▶ [PROBLEM DESCRIPTION]
Go through the data below. Pull out every line that has the word "Turn".
▼
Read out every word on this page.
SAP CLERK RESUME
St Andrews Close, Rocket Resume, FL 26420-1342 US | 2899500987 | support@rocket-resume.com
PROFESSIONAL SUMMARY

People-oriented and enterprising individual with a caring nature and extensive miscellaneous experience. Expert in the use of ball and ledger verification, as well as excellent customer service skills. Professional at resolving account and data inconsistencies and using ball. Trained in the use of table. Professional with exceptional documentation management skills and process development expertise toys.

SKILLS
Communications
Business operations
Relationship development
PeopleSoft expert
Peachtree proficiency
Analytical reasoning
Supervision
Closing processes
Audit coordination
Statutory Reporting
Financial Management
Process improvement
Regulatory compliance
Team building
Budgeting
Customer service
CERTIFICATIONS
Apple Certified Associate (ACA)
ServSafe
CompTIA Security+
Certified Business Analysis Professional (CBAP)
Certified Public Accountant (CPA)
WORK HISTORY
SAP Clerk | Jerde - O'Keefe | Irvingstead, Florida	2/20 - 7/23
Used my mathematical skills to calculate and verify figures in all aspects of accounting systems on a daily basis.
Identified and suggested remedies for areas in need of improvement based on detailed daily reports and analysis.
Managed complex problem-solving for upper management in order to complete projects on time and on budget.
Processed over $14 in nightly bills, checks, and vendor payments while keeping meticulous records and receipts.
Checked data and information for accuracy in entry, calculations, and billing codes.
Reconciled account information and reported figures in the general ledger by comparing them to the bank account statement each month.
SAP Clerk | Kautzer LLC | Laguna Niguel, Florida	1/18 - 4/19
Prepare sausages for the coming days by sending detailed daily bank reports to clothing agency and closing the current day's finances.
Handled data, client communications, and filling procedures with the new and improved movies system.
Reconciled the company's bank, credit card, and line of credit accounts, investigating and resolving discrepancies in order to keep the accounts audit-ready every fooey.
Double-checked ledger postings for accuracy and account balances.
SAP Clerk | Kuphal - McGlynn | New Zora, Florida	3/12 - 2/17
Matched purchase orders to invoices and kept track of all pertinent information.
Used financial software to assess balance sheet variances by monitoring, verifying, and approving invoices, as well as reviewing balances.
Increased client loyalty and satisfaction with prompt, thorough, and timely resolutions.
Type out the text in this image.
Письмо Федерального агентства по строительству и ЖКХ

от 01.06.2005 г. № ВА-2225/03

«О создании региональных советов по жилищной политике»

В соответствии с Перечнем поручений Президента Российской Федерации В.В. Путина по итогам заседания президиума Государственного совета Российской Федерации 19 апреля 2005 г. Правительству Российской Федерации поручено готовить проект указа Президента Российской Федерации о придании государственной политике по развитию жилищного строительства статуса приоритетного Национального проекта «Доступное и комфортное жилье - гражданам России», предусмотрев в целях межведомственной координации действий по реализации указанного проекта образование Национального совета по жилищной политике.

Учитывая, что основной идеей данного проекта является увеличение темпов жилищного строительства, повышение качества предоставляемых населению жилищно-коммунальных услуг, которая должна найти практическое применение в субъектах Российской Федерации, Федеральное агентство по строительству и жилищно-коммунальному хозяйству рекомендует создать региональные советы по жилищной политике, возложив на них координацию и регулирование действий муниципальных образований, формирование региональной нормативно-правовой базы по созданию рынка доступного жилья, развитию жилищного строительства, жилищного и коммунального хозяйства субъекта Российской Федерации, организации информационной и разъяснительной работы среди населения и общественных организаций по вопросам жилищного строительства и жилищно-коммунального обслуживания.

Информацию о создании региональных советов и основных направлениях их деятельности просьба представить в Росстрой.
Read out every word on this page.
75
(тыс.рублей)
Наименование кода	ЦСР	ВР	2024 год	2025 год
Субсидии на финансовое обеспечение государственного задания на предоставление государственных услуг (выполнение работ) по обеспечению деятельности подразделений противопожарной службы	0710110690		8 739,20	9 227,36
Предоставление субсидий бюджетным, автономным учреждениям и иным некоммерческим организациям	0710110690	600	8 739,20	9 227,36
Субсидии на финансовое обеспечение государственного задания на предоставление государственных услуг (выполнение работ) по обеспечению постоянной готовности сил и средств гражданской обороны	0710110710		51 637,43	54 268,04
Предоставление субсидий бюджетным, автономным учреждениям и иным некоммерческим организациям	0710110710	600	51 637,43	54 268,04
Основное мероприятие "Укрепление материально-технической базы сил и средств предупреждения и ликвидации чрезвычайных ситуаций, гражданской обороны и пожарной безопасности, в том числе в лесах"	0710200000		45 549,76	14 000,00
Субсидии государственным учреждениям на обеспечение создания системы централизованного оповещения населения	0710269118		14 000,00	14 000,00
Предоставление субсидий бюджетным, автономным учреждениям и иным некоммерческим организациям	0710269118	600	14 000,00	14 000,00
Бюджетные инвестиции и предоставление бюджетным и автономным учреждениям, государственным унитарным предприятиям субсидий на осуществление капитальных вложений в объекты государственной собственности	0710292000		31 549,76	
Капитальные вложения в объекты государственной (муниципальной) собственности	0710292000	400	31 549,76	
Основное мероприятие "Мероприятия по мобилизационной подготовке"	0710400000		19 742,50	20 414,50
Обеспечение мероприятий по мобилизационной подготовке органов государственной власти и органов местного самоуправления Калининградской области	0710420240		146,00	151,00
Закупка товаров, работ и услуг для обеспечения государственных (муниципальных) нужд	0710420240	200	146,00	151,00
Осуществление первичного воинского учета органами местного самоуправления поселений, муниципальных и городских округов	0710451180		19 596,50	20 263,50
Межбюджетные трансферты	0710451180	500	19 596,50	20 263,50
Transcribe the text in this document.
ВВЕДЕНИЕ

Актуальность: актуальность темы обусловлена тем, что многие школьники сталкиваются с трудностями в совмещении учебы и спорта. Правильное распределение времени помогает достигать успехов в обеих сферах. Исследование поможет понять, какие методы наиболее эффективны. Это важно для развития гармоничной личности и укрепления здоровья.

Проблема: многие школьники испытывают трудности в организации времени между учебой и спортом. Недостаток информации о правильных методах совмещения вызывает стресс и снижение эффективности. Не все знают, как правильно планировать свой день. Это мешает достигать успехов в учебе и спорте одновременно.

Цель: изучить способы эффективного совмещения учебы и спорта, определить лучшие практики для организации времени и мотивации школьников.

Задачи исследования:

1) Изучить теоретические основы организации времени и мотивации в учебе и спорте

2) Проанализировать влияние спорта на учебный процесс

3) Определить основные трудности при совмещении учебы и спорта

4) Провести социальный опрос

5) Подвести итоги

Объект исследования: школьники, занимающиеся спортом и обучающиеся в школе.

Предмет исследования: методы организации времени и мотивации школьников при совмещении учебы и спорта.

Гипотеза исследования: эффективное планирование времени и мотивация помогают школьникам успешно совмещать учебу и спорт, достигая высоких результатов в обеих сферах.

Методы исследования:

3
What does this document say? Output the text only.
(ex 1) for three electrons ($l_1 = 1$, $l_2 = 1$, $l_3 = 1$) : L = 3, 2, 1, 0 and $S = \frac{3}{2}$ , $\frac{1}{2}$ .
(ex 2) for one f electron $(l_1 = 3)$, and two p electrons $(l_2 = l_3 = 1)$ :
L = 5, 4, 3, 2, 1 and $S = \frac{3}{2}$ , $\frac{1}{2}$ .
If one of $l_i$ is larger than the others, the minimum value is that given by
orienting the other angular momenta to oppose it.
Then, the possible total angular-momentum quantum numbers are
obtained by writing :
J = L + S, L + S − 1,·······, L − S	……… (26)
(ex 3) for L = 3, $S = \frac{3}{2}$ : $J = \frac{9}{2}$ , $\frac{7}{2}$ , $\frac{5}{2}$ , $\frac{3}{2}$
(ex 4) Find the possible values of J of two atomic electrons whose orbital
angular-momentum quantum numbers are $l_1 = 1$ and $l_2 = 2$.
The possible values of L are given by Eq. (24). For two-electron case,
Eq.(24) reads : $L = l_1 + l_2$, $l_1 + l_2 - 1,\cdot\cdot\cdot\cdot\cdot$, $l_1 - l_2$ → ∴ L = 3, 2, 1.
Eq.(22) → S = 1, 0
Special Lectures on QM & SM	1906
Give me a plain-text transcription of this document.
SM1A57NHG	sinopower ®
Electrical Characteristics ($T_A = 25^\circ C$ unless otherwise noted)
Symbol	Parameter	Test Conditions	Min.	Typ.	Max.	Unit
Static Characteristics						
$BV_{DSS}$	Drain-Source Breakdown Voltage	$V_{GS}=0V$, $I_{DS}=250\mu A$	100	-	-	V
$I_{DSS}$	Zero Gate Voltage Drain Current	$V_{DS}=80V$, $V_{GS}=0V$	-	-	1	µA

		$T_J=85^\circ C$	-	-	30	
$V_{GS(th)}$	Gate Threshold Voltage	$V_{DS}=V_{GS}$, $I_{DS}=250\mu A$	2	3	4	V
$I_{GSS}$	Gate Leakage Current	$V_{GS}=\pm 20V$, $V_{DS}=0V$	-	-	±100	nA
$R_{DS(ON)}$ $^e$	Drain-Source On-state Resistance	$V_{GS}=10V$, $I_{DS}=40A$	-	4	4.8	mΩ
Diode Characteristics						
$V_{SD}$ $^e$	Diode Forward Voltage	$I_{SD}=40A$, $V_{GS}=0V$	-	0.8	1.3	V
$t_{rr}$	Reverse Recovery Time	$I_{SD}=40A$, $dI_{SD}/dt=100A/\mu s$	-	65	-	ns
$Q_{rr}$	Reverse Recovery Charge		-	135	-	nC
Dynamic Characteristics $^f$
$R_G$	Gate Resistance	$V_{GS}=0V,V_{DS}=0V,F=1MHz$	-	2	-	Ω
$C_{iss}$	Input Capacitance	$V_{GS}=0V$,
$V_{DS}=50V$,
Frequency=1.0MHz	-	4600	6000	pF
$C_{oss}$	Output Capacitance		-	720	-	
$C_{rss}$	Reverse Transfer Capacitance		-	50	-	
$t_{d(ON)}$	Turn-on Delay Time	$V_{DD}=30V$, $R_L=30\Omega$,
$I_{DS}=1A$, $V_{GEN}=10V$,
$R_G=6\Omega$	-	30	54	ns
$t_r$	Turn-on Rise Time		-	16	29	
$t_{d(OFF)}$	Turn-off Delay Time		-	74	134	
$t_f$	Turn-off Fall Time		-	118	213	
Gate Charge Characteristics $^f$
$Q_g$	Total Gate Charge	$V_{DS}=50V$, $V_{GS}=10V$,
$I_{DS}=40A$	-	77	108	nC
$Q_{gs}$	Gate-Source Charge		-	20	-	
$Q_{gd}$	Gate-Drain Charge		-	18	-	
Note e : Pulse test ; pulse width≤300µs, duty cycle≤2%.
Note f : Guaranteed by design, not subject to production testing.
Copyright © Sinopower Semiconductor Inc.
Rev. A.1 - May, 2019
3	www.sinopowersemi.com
▲
▶ [EXERCISE SOLUTION]
$t_{d(ON)}$	Turn-on Delay Time	$V_{DD}=30V$, $R_L=30\Omega$,
$t_r$	Turn-on Rise Time		-	16	29	
$t_{d(OFF)}$	Turn-off Delay Time		-	74	134	
$t_f$	Turn-off Fall Time		-	118	213	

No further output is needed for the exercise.